Task objective >> Lines that hold the word "insight" should be located and copied.

## begin Given data

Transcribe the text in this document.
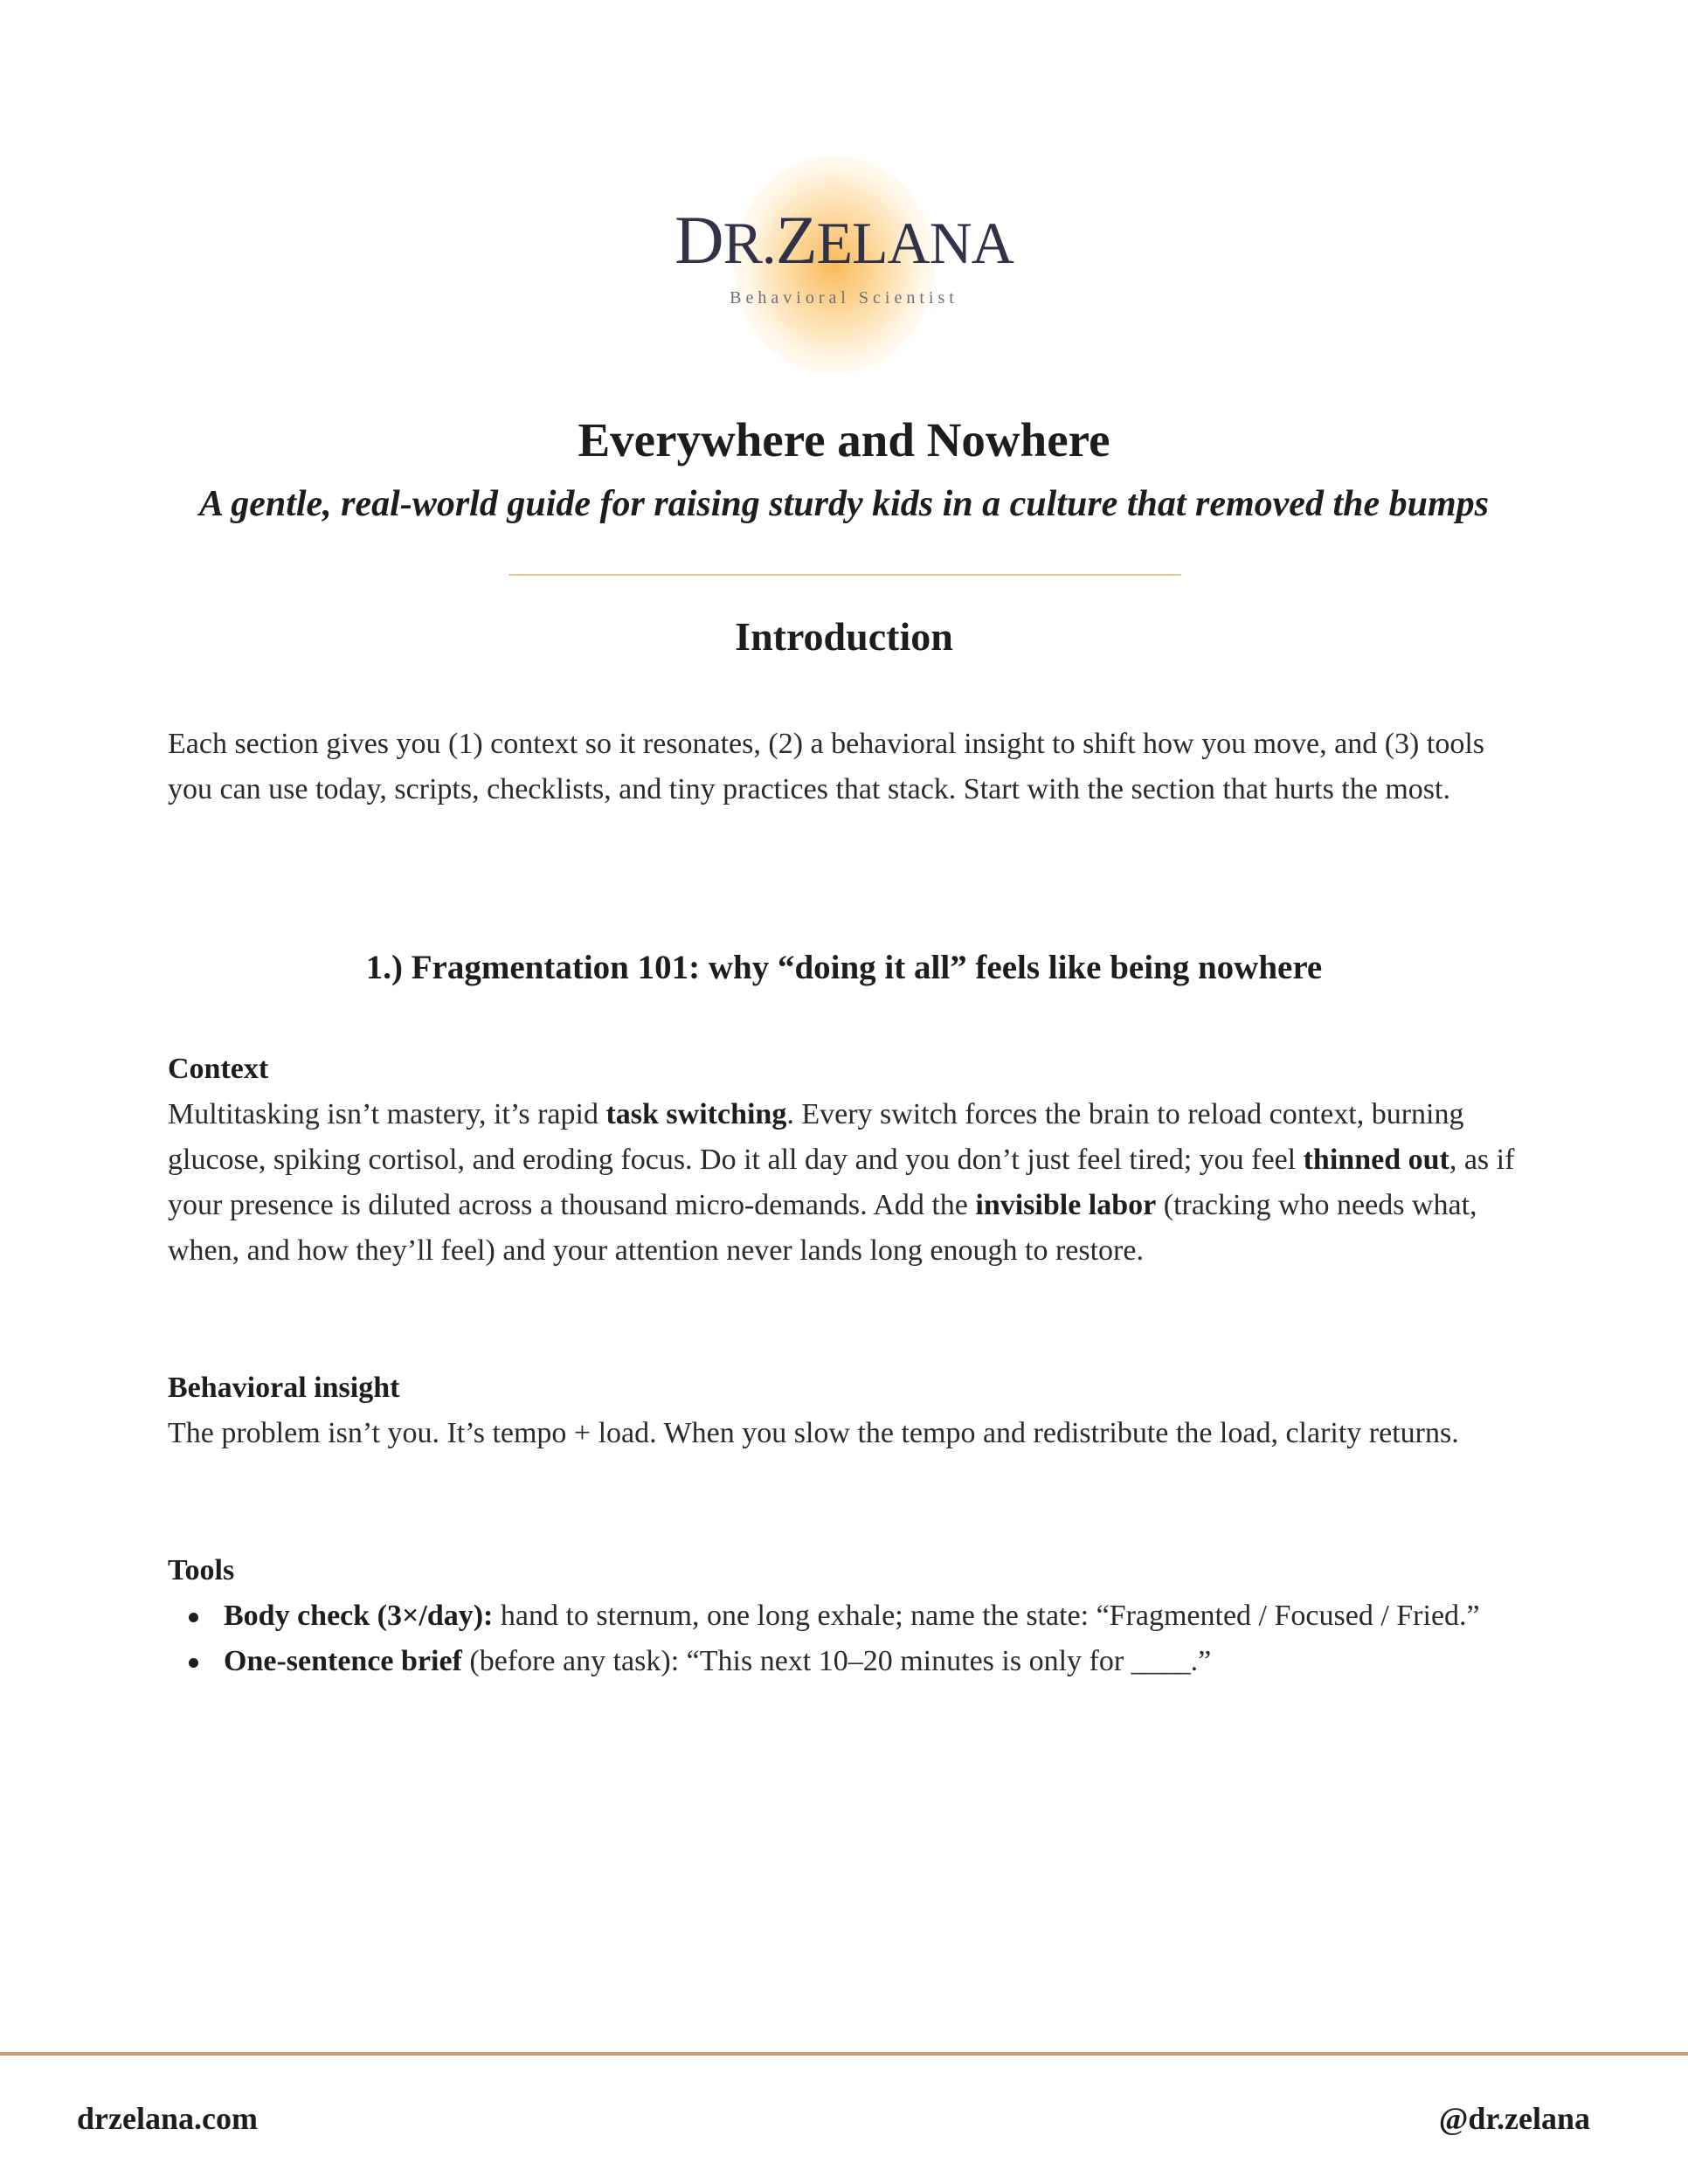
DR.ZELANA
Behavioral Scientist
Everywhere and Nowhere
A gentle, real-world guide for raising sturdy kids in a culture that removed the bumps
Introduction
Each section gives you (1) context so it resonates, (2) a behavioral insight to shift how you move, and (3) tools you can use today, scripts, checklists, and tiny practices that stack. Start with the section that hurts the most.
1.) Fragmentation 101: why “doing it all” feels like being nowhere
Context
Multitasking isn’t mastery, it’s rapid task switching. Every switch forces the brain to reload context, burning glucose, spiking cortisol, and eroding focus. Do it all day and you don’t just feel tired; you feel thinned out, as if your presence is diluted across a thousand micro-demands. Add the invisible labor (tracking who needs what, when, and how they’ll feel) and your attention never lands long enough to restore.
Behavioral insight
The problem isn’t you. It’s tempo + load. When you slow the tempo and redistribute the load, clarity returns.
Tools
Body check (3×/day): hand to sternum, one long exhale; name the state: “Fragmented / Focused / Fried.”
One-sentence brief (before any task): “This next 10–20 minutes is only for ____.”
drzelana.com	@dr.zelana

## end Given data

Answer for this exercise >>
Each section gives you (1) context so it resonates, (2) a behavioral insight to shift how you move, and (3) tools you can use today, scripts, checklists, and tiny practices that stack. Start with the section that hurts the most.
Behavioral insight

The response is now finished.